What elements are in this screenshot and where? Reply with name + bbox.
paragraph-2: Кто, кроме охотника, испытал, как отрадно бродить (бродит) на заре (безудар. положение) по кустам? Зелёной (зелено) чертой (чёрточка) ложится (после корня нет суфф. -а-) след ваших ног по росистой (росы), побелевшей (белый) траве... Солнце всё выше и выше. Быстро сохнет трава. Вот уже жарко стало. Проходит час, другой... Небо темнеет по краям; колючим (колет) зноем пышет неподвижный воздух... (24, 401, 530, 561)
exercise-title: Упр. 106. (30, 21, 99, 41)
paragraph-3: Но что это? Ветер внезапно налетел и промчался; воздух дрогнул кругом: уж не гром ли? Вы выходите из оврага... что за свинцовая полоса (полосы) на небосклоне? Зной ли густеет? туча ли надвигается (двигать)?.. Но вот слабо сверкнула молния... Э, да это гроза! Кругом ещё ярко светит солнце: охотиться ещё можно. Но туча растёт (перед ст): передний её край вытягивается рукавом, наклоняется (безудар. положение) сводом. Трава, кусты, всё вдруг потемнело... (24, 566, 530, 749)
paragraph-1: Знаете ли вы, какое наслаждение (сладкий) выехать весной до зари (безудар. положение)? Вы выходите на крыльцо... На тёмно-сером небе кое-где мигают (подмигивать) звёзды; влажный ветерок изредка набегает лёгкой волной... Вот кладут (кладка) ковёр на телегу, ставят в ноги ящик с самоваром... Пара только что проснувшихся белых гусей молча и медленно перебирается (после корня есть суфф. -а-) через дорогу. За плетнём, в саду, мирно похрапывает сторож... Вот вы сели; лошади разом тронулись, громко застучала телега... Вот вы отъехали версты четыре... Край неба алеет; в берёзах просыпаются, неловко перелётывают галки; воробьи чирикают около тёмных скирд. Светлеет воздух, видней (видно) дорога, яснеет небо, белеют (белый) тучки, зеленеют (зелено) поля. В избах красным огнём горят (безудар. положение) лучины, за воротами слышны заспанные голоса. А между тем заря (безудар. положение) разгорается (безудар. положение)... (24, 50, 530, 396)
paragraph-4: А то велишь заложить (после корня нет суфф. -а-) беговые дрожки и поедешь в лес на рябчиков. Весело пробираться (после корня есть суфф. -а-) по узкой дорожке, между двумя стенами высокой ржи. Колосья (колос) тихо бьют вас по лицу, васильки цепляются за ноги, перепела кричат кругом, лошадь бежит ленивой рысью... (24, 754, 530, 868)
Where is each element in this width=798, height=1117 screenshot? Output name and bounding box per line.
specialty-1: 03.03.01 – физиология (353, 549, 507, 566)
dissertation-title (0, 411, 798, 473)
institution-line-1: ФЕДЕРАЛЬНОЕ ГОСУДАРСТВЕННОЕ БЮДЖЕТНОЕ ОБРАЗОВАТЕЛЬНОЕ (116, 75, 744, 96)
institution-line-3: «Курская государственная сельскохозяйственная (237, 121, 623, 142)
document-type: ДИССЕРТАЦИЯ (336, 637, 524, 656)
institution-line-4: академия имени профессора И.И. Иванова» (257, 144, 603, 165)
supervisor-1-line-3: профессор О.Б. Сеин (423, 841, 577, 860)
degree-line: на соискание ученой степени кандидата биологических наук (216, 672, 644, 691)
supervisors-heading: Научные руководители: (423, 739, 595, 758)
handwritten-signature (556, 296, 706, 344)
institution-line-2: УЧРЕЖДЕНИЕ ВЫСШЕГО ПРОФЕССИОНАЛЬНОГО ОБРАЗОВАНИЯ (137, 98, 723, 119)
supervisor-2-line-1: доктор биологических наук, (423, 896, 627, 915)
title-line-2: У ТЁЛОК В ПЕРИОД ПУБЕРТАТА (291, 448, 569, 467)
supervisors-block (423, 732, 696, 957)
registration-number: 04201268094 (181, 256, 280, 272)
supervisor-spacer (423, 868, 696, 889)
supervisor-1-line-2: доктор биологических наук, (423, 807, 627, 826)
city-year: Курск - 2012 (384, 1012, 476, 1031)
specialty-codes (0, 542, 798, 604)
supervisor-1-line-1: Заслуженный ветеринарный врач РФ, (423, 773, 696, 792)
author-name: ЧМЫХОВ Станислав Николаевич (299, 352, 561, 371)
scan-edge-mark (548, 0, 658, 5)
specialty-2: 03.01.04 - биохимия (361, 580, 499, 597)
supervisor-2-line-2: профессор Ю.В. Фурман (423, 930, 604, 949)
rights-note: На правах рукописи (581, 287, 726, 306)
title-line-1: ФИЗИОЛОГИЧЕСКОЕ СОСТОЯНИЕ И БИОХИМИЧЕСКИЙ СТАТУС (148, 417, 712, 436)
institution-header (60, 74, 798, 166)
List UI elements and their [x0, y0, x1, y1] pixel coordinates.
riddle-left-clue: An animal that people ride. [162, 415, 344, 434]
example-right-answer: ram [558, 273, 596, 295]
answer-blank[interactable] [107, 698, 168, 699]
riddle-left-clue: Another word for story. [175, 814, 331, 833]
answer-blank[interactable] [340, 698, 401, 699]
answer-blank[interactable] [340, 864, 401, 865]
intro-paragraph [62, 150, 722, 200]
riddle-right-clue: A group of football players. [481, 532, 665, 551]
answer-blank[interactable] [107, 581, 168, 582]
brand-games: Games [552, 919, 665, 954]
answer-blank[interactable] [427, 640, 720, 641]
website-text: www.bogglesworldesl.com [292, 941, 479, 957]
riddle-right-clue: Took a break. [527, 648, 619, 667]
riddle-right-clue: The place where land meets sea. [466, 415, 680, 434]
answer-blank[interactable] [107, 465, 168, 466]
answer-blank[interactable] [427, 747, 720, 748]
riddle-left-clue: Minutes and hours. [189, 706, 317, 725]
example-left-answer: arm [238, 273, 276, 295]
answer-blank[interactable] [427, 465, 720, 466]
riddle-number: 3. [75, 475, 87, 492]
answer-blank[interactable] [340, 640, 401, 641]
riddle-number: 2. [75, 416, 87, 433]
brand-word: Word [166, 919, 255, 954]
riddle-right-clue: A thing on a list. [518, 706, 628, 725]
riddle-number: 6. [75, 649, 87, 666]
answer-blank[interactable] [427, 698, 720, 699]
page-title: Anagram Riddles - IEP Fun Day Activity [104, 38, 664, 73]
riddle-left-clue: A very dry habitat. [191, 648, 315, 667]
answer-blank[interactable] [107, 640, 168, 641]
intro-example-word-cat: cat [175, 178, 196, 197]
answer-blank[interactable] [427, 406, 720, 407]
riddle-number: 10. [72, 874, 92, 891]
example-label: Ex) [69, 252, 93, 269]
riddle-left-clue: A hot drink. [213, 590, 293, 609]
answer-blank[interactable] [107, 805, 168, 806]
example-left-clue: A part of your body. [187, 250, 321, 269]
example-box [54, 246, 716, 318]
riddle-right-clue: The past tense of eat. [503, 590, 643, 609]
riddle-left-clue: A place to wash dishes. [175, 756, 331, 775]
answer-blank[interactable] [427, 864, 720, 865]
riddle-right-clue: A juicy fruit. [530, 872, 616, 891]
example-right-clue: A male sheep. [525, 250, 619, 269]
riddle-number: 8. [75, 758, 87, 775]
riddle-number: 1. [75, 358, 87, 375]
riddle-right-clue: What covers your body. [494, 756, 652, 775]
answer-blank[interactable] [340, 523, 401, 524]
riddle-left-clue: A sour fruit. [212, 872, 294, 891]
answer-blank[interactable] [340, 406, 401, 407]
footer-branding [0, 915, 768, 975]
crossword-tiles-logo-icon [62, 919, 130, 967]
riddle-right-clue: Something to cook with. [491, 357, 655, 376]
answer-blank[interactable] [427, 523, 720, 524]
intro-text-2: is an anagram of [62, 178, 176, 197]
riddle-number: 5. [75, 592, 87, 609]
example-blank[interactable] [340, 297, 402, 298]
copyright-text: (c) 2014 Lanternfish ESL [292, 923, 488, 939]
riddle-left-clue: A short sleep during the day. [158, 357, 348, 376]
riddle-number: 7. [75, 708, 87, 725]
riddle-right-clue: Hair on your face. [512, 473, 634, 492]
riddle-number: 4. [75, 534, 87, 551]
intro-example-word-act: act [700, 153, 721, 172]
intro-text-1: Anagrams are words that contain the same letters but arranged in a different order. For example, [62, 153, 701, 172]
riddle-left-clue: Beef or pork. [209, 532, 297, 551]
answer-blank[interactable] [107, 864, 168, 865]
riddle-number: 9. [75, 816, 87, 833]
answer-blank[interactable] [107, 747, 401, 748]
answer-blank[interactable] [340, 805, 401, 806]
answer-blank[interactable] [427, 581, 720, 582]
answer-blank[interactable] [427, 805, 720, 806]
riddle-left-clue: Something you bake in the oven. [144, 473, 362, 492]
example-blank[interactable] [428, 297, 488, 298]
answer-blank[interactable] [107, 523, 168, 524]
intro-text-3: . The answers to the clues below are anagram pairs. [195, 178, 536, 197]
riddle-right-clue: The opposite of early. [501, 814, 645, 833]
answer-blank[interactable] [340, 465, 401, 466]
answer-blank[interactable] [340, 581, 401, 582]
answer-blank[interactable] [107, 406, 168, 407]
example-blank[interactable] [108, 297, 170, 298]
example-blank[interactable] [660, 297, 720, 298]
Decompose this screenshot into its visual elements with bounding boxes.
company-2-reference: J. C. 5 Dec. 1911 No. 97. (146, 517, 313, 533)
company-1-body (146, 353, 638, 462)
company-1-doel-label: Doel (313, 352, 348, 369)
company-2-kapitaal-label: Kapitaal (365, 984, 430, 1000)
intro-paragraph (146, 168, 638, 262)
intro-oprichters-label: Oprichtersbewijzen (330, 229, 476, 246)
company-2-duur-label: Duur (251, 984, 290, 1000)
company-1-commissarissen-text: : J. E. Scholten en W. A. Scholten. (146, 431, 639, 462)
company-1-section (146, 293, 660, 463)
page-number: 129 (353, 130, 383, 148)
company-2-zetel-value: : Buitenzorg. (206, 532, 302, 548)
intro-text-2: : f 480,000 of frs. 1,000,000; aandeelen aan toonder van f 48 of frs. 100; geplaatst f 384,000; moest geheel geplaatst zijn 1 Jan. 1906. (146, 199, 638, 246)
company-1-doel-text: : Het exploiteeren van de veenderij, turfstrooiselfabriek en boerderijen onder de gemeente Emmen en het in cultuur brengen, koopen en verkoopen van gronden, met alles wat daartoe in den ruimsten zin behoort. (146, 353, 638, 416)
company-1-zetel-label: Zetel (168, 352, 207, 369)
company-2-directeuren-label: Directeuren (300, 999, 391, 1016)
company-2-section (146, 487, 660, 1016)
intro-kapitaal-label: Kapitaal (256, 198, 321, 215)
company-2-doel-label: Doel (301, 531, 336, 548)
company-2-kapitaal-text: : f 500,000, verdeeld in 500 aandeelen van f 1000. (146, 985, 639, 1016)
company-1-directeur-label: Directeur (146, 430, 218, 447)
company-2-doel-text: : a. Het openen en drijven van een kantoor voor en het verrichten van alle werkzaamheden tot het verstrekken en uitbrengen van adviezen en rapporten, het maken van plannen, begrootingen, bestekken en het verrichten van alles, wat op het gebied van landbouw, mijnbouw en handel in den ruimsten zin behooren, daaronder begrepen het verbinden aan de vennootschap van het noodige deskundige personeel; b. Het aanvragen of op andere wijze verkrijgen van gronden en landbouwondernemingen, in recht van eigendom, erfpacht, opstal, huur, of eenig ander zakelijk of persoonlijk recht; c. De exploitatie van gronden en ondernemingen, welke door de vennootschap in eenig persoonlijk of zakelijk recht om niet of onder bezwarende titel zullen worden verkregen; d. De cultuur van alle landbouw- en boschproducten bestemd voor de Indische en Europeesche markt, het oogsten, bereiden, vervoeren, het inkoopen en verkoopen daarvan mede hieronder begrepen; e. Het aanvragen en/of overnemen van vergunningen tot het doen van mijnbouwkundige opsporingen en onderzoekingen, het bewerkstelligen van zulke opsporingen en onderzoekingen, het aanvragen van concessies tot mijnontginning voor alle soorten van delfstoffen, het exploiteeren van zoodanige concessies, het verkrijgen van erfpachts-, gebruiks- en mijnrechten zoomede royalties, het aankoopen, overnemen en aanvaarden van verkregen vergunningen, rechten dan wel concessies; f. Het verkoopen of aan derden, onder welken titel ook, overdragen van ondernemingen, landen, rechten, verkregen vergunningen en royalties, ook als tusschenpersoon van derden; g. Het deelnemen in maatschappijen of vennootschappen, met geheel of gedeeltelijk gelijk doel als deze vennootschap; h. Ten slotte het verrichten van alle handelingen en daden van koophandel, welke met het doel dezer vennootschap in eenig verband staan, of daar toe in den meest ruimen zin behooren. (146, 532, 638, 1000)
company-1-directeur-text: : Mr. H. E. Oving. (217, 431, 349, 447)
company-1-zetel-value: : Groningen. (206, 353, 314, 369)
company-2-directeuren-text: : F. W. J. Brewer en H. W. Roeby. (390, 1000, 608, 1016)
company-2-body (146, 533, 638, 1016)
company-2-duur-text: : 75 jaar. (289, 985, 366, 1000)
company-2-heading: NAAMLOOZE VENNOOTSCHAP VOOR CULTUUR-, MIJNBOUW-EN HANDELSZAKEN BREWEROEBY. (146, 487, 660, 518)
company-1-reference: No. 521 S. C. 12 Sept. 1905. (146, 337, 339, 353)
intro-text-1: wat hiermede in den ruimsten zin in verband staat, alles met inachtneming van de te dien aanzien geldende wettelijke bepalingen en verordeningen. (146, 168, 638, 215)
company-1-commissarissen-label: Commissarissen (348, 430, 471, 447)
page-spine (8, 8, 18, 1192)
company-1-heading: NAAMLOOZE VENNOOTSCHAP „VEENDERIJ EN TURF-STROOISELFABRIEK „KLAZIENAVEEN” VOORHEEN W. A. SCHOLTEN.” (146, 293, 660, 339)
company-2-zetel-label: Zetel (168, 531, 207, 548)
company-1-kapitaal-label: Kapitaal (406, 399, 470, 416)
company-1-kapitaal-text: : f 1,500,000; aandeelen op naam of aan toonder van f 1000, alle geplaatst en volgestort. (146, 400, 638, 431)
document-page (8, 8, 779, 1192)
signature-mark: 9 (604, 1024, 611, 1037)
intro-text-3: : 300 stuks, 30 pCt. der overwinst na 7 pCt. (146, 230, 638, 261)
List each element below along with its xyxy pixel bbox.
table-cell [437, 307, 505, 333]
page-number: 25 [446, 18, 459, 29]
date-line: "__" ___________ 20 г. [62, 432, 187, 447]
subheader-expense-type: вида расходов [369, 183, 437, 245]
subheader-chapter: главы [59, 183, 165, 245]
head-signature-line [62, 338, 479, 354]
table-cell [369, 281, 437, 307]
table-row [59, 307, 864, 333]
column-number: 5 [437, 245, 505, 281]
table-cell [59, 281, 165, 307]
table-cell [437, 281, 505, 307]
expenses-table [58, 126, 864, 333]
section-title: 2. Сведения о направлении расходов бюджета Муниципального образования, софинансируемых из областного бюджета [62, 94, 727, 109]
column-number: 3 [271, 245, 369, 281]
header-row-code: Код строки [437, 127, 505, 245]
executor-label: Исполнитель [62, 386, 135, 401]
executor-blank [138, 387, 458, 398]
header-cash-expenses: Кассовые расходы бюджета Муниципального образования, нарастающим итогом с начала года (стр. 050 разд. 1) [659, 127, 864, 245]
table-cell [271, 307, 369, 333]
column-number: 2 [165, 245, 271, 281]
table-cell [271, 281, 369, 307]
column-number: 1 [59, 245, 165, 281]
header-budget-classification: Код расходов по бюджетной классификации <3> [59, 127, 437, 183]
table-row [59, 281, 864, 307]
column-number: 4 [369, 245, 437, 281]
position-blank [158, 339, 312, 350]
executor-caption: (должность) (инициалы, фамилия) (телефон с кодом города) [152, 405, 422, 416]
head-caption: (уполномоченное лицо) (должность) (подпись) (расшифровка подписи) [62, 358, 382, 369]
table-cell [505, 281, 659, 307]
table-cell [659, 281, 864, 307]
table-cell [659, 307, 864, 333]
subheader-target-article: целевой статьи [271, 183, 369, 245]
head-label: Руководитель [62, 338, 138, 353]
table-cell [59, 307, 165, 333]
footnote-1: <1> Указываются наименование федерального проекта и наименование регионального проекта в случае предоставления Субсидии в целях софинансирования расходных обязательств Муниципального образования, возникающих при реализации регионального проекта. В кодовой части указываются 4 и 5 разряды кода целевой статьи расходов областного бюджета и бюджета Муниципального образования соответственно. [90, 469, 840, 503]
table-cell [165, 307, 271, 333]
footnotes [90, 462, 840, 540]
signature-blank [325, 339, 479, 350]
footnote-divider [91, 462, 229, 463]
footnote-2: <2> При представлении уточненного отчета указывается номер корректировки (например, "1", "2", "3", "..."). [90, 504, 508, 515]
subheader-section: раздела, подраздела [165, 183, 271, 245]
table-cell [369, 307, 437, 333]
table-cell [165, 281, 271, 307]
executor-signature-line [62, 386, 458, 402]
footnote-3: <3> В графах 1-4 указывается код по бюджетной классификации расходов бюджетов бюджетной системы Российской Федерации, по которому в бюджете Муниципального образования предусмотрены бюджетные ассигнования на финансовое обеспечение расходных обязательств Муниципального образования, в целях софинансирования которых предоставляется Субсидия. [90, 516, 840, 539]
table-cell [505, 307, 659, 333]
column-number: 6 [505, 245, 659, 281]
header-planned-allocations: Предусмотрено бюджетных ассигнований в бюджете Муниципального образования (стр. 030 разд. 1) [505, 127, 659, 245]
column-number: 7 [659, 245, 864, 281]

******************************

### What is being asked
Rewrite the material above from its first line through the line containing "exercise-title: Упр. 106. (30, 21, 99, 41)", substituting "рыбака" for "охотника" and leaving everything else unchanged.

### The response
What elements are in this screenshot and where? Reply with name + bbox.
paragraph-2: Кто, кроме рыбака, испытал, как отрадно бродить (бродит) на заре (безудар. положение) по кустам? Зелёной (зелено) чертой (чёрточка) ложится (после корня нет суфф. -а-) след ваших ног по росистой (росы), побелевшей (белый) траве... Солнце всё выше и выше. Быстро сохнет трава. Вот уже жарко стало. Проходит час, другой... Небо темнеет по краям; колючим (колет) зноем пышет неподвижный воздух... (24, 401, 530, 561)
exercise-title: Упр. 106. (30, 21, 99, 41)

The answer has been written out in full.